• [Task brief]:
Search the records for "обязательных" and copy each line that holds it.

• [Extracted material]:

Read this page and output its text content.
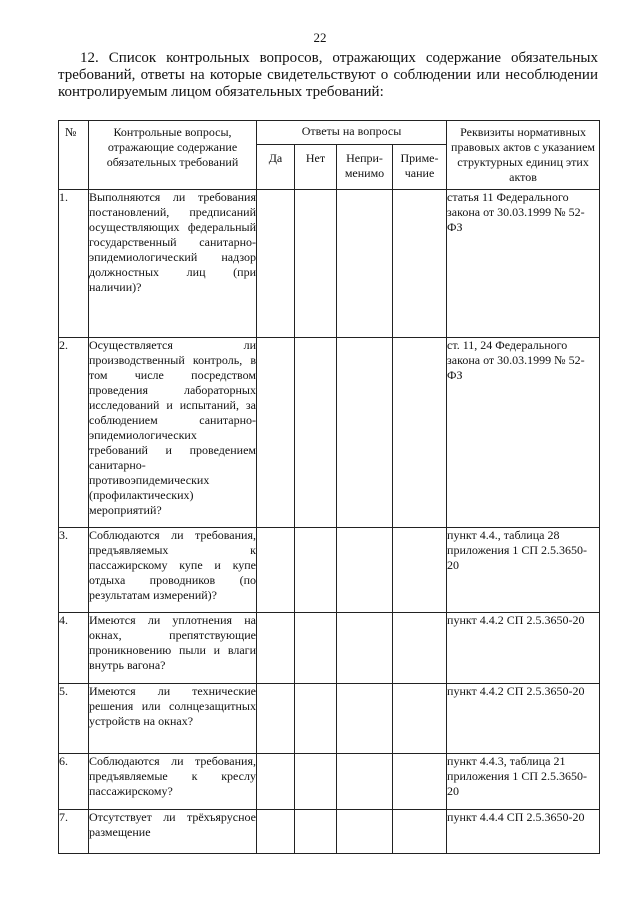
22
12. Список контрольных вопросов, отражающих содержание обязательных требований, ответы на которые свидетельствуют о соблюдении или несоблюдении контролируемым лицом обязательных требований:
№	Контрольные вопросы, отражающие содержание обязательных требований	Ответы на вопросы				Реквизиты нормативных правовых актов с указанием структурных единиц этих актов
		Да	Нет	Непри-менимо	Приме-чание	
1.	Выполняются ли требования постановлений, предписаний осуществляющих федеральный государственный санитарно-эпидемиологический надзор должностных лиц (при наличии)?					статья 11 Федерального закона от 30.03.1999 № 52-ФЗ
2.	Осуществляется ли производственный контроль, в том числе посредством проведения лабораторных исследований и испытаний, за соблюдением санитарно-эпидемиологических требований и проведением санитарно-противоэпидемических (профилактических) мероприятий?					ст. 11, 24 Федерального закона от 30.03.1999 № 52-ФЗ
3.	Соблюдаются ли требования, предъявляемых к пассажирскому купе и купе отдыха проводников (по результатам измерений)?					пункт 4.4., таблица 28 приложения 1 СП 2.5.3650-20
4.	Имеются ли уплотнения на окнах, препятствующие проникновению пыли и влаги внутрь вагона?					пункт 4.4.2 СП 2.5.3650-20
5.	Имеются ли технические решения или солнцезащитных устройств на окнах?					пункт 4.4.2 СП 2.5.3650-20
6.	Соблюдаются ли требования, предъявляемые к креслу пассажирскому?					пункт 4.4.3, таблица 21 приложения 1 СП 2.5.3650-20
7.	Отсутствует ли трёхъярусное размещение					пункт 4.4.4 СП 2.5.3650-20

• [Response to this exercise]:
12. Список контрольных вопросов, отражающих содержание обязательных требований, ответы на которые свидетельствуют о соблюдении или несоблюдении контролируемым лицом обязательных требований:
№	Контрольные вопросы, отражающие содержание обязательных требований	Ответы на вопросы				Реквизиты нормативных правовых актов с указанием структурных единиц этих актов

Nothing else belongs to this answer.